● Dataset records
• • •

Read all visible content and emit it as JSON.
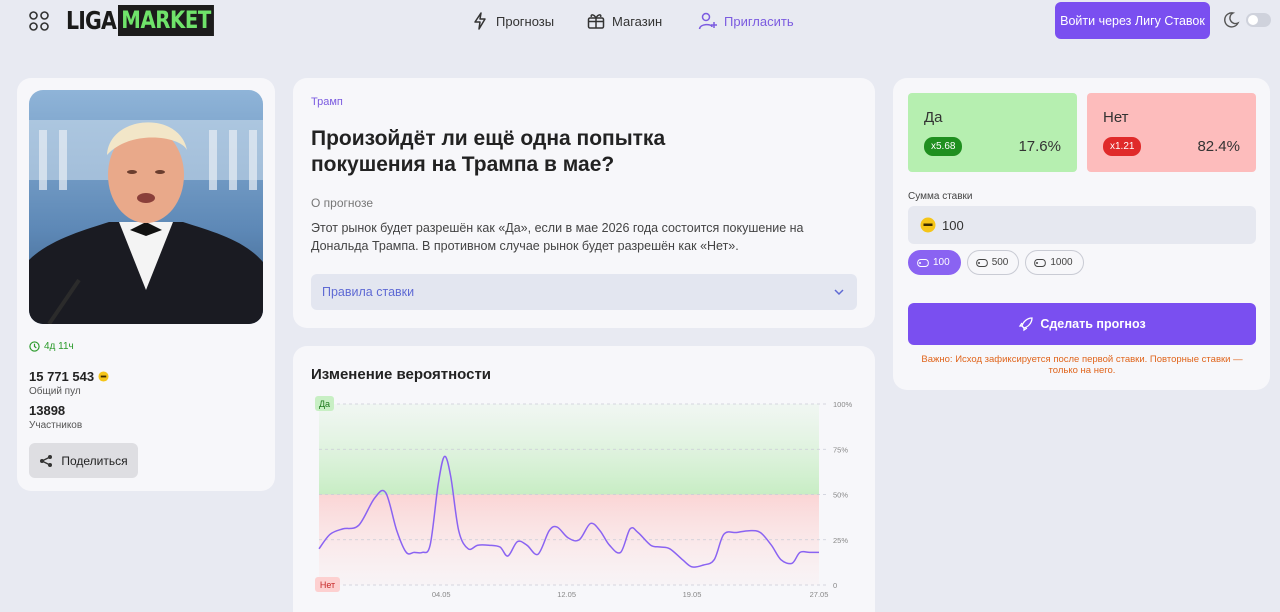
{
  "header": {
    "logo_left": "LIGA",
    "logo_right": "MARKET",
    "nav": [
      {
        "label": "Прогнозы",
        "icon": "lightning-icon"
      },
      {
        "label": "Магазин",
        "icon": "gift-icon"
      },
      {
        "label": "Пригласить",
        "icon": "add-user-icon"
      }
    ],
    "login_label": "Войти через Лигу Ставок"
  },
  "left": {
    "time_left": "4д 11ч",
    "pool_value": "15 771 543",
    "pool_label": "Общий пул",
    "participants_value": "13898",
    "participants_label": "Участников",
    "share_label": "Поделиться"
  },
  "market": {
    "tag": "Трамп",
    "title": "Произойдёт ли ещё одна попытка покушения на Трампа в мае?",
    "about_label": "О прогнозе",
    "about_text": "Этот рынок будет разрешён как «Да», если в мае 2026 года состоится покушение на Дональда Трампа. В противном случае рынок будет разрешён как «Нет».",
    "rules_label": "Правила ставки"
  },
  "chart_card": {
    "title": "Изменение вероятности"
  },
  "chart_data": {
    "type": "line",
    "title": "Изменение вероятности",
    "xlabel": "",
    "ylabel": "",
    "ylim": [
      0,
      100
    ],
    "y_ticks": [
      "0",
      "25%",
      "50%",
      "75%",
      "100%"
    ],
    "x_tick_labels": [
      "04.05",
      "12.05",
      "19.05",
      "27.05"
    ],
    "x_tick_positions": [
      9.2,
      17.1,
      25.0,
      33.0
    ],
    "x_range": [
      1.5,
      33.0
    ],
    "top_label": "Да",
    "bottom_label": "Нет",
    "series": [
      {
        "color": "#8a63f2",
        "x": [
          1.5,
          2.2,
          3.0,
          4.0,
          5.0,
          5.7,
          6.4,
          7.0,
          7.5,
          8.0,
          8.5,
          9.0,
          9.4,
          9.8,
          10.3,
          10.9,
          11.5,
          12.2,
          12.9,
          13.4,
          14.0,
          14.6,
          15.3,
          16.0,
          16.5,
          17.2,
          17.9,
          18.6,
          19.2,
          19.8,
          20.5,
          21.1,
          21.6,
          22.4,
          23.0,
          23.6,
          24.4,
          25.0,
          25.7,
          26.4,
          27.0,
          27.8,
          28.6,
          29.3,
          30.0,
          30.6,
          31.3,
          31.8,
          32.4,
          33.0
        ],
        "y": [
          20,
          28,
          31,
          33,
          48,
          51,
          30,
          18,
          18,
          18,
          22,
          55,
          71,
          60,
          30,
          20,
          22,
          22,
          21,
          16,
          24,
          22,
          17,
          30,
          32,
          26,
          25,
          34,
          30,
          22,
          18,
          31,
          29,
          22,
          21,
          20,
          14,
          10,
          11,
          14,
          28,
          29,
          30,
          29,
          22,
          14,
          12,
          18,
          18,
          18
        ]
      }
    ]
  },
  "bet": {
    "yes_label": "Да",
    "yes_mult": "x5.68",
    "yes_pct": "17.6%",
    "no_label": "Нет",
    "no_mult": "x1.21",
    "no_pct": "82.4%",
    "amount_label": "Сумма ставки",
    "amount_value": "100",
    "chips": [
      "100",
      "500",
      "1000"
    ],
    "submit_label": "Сделать прогноз",
    "warning": "Важно: Исход зафиксируется после первой ставки. Повторные ставки — только на него."
  },
  "colors": {
    "accent": "#7a4ff0",
    "yes": "#1f8f1f",
    "no": "#e02a2a",
    "warning": "#e0651c"
  }
}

• • •

● TASK TO CARRY OUT
What you return should match the records above word for word, minus the pictures.

● WRITTEN RESPONSE
Read all visible content and emit it as JSON.
{
  "header": {
    "logo_left": "LIGA",
    "logo_right": "MARKET",
    "nav": [
      {
        "label": "Прогнозы",
        "icon": "lightning-icon"
      },
      {
        "label": "Магазин",
        "icon": "gift-icon"
      },
      {
        "label": "Пригласить",
        "icon": "add-user-icon"
      }
    ],
    "login_label": "Войти через Лигу Ставок"
  },
  "left": {
    "time_left": "4д 11ч",
    "pool_value": "15 771 543",
    "pool_label": "Общий пул",
    "participants_value": "13898",
    "participants_label": "Участников",
    "share_label": "Поделиться"
  },
  "market": {
    "tag": "Трамп",
    "title": "Произойдёт ли ещё одна попытка покушения на Трампа в мае?",
    "about_label": "О прогнозе",
    "about_text": "Этот рынок будет разрешён как «Да», если в мае 2026 года состоится покушение на Дональда Трампа. В противном случае рынок будет разрешён как «Нет».",
    "rules_label": "Правила ставки"
  },
  "chart_card": {
    "title": "Изменение вероятности"
  },
  "chart_data": {
    "type": "line",
    "title": "Изменение вероятности",
    "xlabel": "",
    "ylabel": "",
    "ylim": [
      0,
      100
    ],
    "y_ticks": [
      "0",
      "25%",
      "50%",
      "75%",
      "100%"
    ],
    "x_tick_labels": [
      "04.05",
      "12.05",
      "19.05",
      "27.05"
    ],
    "x_tick_positions": [
      9.2,
      17.1,
      25.0,
      33.0
    ],
    "x_range": [
      1.5,
      33.0
    ],
    "top_label": "Да",
    "bottom_label": "Нет",
    "series": [
      {
        "color": "#8a63f2",
        "x": [
          1.5,
          2.2,
          3.0,
          4.0,
          5.0,
          5.7,
          6.4,
          7.0,
          7.5,
          8.0,
          8.5,
          9.0,
          9.4,
          9.8,
          10.3,
          10.9,
          11.5,
          12.2,
          12.9,
          13.4,
          14.0,
          14.6,
          15.3,
          16.0,
          16.5,
          17.2,
          17.9,
          18.6,
          19.2,
          19.8,
          20.5,
          21.1,
          21.6,
          22.4,
          23.0,
          23.6,
          24.4,
          25.0,
          25.7,
          26.4,
          27.0,
          27.8,
          28.6,
          29.3,
          30.0,
          30.6,
          31.3,
          31.8,
          32.4,
          33.0
        ],
        "y": [
          20,
          28,
          31,
          33,
          48,
          51,
          30,
          18,
          18,
          18,
          22,
          55,
          71,
          60,
          30,
          20,
          22,
          22,
          21,
          16,
          24,
          22,
          17,
          30,
          32,
          26,
          25,
          34,
          30,
          22,
          18,
          31,
          29,
          22,
          21,
          20,
          14,
          10,
          11,
          14,
          28,
          29,
          30,
          29,
          22,
          14,
          12,
          18,
          18,
          18
        ]
      }
    ]
  },
  "bet": {
    "yes_label": "Да",
    "yes_mult": "x5.68",
    "yes_pct": "17.6%",
    "no_label": "Нет",
    "no_mult": "x1.21",
    "no_pct": "82.4%",
    "amount_label": "Сумма ставки",
    "amount_value": "100",
    "chips": [
      "100",
      "500",
      "1000"
    ],
    "submit_label": "Сделать прогноз",
    "warning": "Важно: Исход зафиксируется после первой ставки. Повторные ставки — только на него."
  },
  "colors": {
    "accent": "#7a4ff0",
    "yes": "#1f8f1f",
    "no": "#e02a2a",
    "warning": "#e0651c"
  }
}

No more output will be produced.